Figure record extracts ▸
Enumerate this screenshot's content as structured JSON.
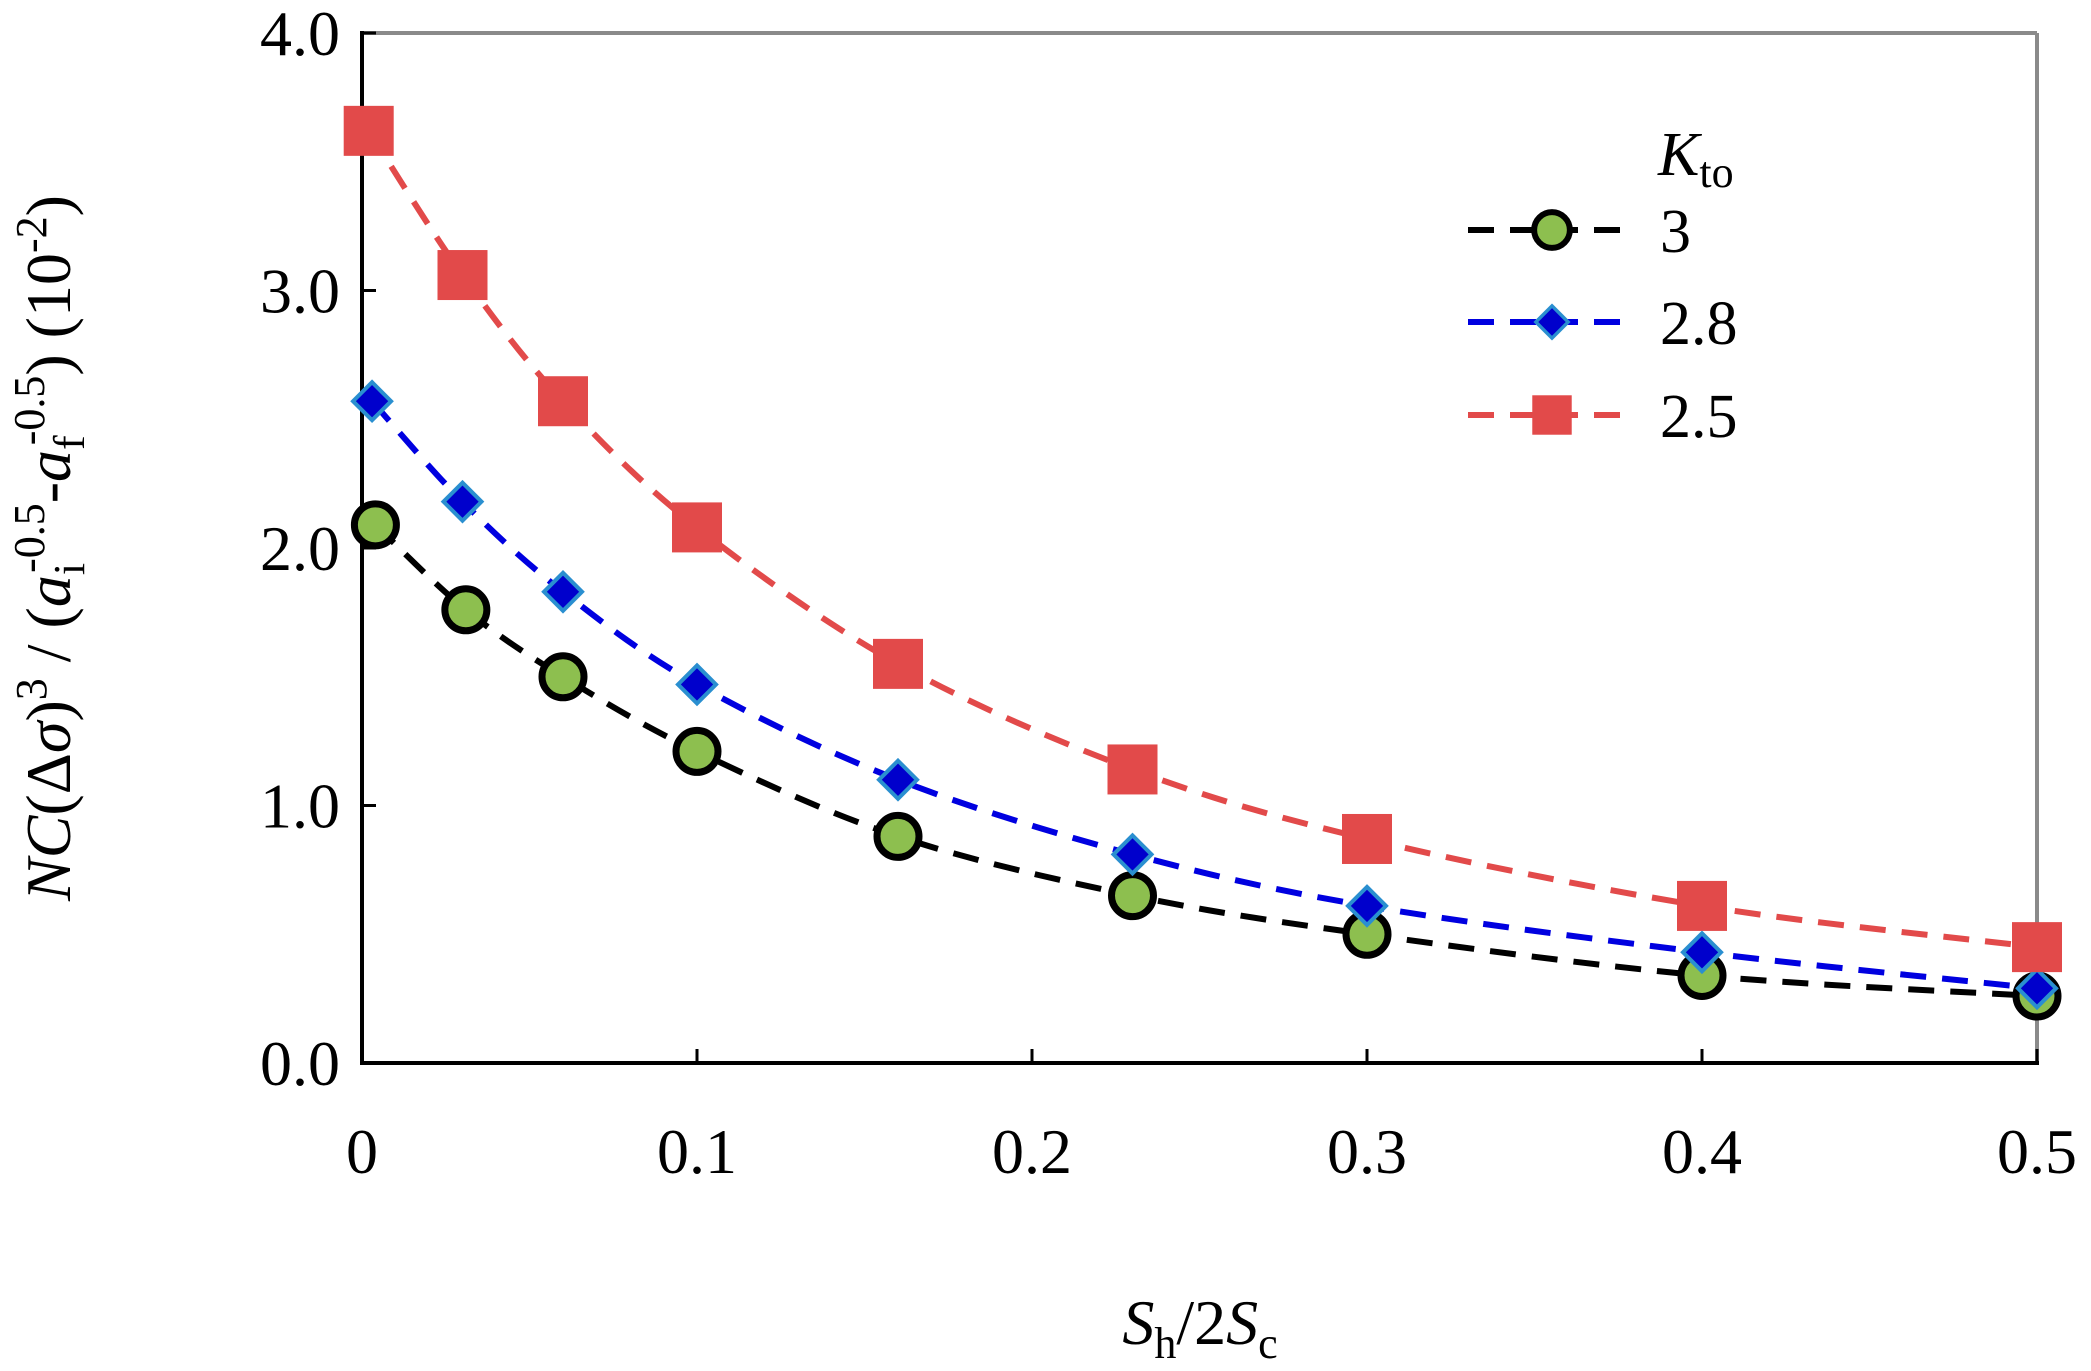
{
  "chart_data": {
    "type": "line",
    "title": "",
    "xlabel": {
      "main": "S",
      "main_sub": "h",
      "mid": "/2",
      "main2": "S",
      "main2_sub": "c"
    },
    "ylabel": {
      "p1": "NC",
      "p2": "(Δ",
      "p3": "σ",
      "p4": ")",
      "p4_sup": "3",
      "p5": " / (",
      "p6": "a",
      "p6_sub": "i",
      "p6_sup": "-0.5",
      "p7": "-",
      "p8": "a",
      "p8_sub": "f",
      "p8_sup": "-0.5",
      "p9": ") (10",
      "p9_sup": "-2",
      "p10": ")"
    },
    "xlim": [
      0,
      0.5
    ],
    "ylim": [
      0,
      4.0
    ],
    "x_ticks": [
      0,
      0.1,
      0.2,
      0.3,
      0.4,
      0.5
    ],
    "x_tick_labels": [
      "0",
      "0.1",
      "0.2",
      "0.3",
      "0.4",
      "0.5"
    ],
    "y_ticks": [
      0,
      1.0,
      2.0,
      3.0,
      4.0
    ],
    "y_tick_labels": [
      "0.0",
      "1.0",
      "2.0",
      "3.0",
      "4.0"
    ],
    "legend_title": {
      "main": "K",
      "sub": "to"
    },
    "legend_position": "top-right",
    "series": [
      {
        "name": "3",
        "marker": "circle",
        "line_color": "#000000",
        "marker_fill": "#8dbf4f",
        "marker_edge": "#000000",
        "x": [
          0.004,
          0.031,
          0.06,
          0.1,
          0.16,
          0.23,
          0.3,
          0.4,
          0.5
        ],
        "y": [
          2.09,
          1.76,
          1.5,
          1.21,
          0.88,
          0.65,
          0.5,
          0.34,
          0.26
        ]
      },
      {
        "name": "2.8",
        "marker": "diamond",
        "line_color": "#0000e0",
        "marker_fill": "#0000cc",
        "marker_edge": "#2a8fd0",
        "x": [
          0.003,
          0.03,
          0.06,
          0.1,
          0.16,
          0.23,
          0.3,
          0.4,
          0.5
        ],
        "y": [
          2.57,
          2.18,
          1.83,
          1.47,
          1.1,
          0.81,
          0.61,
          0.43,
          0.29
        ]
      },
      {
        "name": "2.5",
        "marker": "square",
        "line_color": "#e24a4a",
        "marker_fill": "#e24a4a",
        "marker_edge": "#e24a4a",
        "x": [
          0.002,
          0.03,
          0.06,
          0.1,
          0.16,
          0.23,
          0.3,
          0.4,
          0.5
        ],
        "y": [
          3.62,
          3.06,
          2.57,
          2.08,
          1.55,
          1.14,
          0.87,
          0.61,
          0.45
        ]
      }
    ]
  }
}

Objective ▸ Repeat the records above exactly, leaving out the pictures.

Answer to this problem ▸
Enumerate this screenshot's content as structured JSON.
{
  "chart_data": {
    "type": "line",
    "title": "",
    "xlabel": {
      "main": "S",
      "main_sub": "h",
      "mid": "/2",
      "main2": "S",
      "main2_sub": "c"
    },
    "ylabel": {
      "p1": "NC",
      "p2": "(Δ",
      "p3": "σ",
      "p4": ")",
      "p4_sup": "3",
      "p5": " / (",
      "p6": "a",
      "p6_sub": "i",
      "p6_sup": "-0.5",
      "p7": "-",
      "p8": "a",
      "p8_sub": "f",
      "p8_sup": "-0.5",
      "p9": ") (10",
      "p9_sup": "-2",
      "p10": ")"
    },
    "xlim": [
      0,
      0.5
    ],
    "ylim": [
      0,
      4.0
    ],
    "x_ticks": [
      0,
      0.1,
      0.2,
      0.3,
      0.4,
      0.5
    ],
    "x_tick_labels": [
      "0",
      "0.1",
      "0.2",
      "0.3",
      "0.4",
      "0.5"
    ],
    "y_ticks": [
      0,
      1.0,
      2.0,
      3.0,
      4.0
    ],
    "y_tick_labels": [
      "0.0",
      "1.0",
      "2.0",
      "3.0",
      "4.0"
    ],
    "legend_title": {
      "main": "K",
      "sub": "to"
    },
    "legend_position": "top-right",
    "series": [
      {
        "name": "3",
        "marker": "circle",
        "line_color": "#000000",
        "marker_fill": "#8dbf4f",
        "marker_edge": "#000000",
        "x": [
          0.004,
          0.031,
          0.06,
          0.1,
          0.16,
          0.23,
          0.3,
          0.4,
          0.5
        ],
        "y": [
          2.09,
          1.76,
          1.5,
          1.21,
          0.88,
          0.65,
          0.5,
          0.34,
          0.26
        ]
      },
      {
        "name": "2.8",
        "marker": "diamond",
        "line_color": "#0000e0",
        "marker_fill": "#0000cc",
        "marker_edge": "#2a8fd0",
        "x": [
          0.003,
          0.03,
          0.06,
          0.1,
          0.16,
          0.23,
          0.3,
          0.4,
          0.5
        ],
        "y": [
          2.57,
          2.18,
          1.83,
          1.47,
          1.1,
          0.81,
          0.61,
          0.43,
          0.29
        ]
      },
      {
        "name": "2.5",
        "marker": "square",
        "line_color": "#e24a4a",
        "marker_fill": "#e24a4a",
        "marker_edge": "#e24a4a",
        "x": [
          0.002,
          0.03,
          0.06,
          0.1,
          0.16,
          0.23,
          0.3,
          0.4,
          0.5
        ],
        "y": [
          3.62,
          3.06,
          2.57,
          2.08,
          1.55,
          1.14,
          0.87,
          0.61,
          0.45
        ]
      }
    ]
  }
}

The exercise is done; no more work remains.